◆ STATED EXERCISE ◆
Repeat the data verbatim.
[Start]
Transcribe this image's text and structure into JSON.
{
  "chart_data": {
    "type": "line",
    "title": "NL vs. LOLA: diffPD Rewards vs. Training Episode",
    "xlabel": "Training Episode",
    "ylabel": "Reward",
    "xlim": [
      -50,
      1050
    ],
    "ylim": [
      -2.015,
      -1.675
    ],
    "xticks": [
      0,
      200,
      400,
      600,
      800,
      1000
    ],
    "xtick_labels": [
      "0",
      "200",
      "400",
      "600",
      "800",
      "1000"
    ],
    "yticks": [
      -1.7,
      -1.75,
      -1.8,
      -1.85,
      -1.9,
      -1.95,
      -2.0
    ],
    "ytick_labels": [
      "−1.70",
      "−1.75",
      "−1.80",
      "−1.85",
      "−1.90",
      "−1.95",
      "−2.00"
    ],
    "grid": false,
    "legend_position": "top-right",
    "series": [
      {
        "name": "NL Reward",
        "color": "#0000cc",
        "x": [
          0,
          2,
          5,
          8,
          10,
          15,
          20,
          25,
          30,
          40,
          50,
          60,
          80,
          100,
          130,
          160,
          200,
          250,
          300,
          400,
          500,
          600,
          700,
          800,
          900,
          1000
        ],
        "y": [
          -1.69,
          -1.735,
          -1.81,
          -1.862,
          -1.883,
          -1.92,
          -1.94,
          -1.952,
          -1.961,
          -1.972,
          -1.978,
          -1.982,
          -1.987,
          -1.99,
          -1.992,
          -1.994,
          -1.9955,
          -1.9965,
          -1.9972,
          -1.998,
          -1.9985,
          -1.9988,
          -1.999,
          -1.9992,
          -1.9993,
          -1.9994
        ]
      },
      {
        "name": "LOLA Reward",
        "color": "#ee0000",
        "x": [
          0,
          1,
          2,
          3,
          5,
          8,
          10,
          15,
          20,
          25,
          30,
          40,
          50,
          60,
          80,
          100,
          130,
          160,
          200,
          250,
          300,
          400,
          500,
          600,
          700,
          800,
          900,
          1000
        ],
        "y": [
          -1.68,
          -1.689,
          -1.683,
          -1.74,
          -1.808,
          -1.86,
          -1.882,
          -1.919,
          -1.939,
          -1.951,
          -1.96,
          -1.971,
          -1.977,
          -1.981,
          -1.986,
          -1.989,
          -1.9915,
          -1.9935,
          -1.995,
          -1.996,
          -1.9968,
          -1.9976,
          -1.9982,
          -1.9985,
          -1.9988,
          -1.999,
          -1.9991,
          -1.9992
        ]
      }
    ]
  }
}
[End]
◆ ANSWER FOR THE TASK ◆
Transcribe this image's text and structure into JSON.
{
  "chart_data": {
    "type": "line",
    "title": "NL vs. LOLA: diffPD Rewards vs. Training Episode",
    "xlabel": "Training Episode",
    "ylabel": "Reward",
    "xlim": [
      -50,
      1050
    ],
    "ylim": [
      -2.015,
      -1.675
    ],
    "xticks": [
      0,
      200,
      400,
      600,
      800,
      1000
    ],
    "xtick_labels": [
      "0",
      "200",
      "400",
      "600",
      "800",
      "1000"
    ],
    "yticks": [
      -1.7,
      -1.75,
      -1.8,
      -1.85,
      -1.9,
      -1.95,
      -2.0
    ],
    "ytick_labels": [
      "−1.70",
      "−1.75",
      "−1.80",
      "−1.85",
      "−1.90",
      "−1.95",
      "−2.00"
    ],
    "grid": false,
    "legend_position": "top-right",
    "series": [
      {
        "name": "NL Reward",
        "color": "#0000cc",
        "x": [
          0,
          2,
          5,
          8,
          10,
          15,
          20,
          25,
          30,
          40,
          50,
          60,
          80,
          100,
          130,
          160,
          200,
          250,
          300,
          400,
          500,
          600,
          700,
          800,
          900,
          1000
        ],
        "y": [
          -1.69,
          -1.735,
          -1.81,
          -1.862,
          -1.883,
          -1.92,
          -1.94,
          -1.952,
          -1.961,
          -1.972,
          -1.978,
          -1.982,
          -1.987,
          -1.99,
          -1.992,
          -1.994,
          -1.9955,
          -1.9965,
          -1.9972,
          -1.998,
          -1.9985,
          -1.9988,
          -1.999,
          -1.9992,
          -1.9993,
          -1.9994
        ]
      },
      {
        "name": "LOLA Reward",
        "color": "#ee0000",
        "x": [
          0,
          1,
          2,
          3,
          5,
          8,
          10,
          15,
          20,
          25,
          30,
          40,
          50,
          60,
          80,
          100,
          130,
          160,
          200,
          250,
          300,
          400,
          500,
          600,
          700,
          800,
          900,
          1000
        ],
        "y": [
          -1.68,
          -1.689,
          -1.683,
          -1.74,
          -1.808,
          -1.86,
          -1.882,
          -1.919,
          -1.939,
          -1.951,
          -1.96,
          -1.971,
          -1.977,
          -1.981,
          -1.986,
          -1.989,
          -1.9915,
          -1.9935,
          -1.995,
          -1.996,
          -1.9968,
          -1.9976,
          -1.9982,
          -1.9985,
          -1.9988,
          -1.999,
          -1.9991,
          -1.9992
        ]
      }
    ]
  }
}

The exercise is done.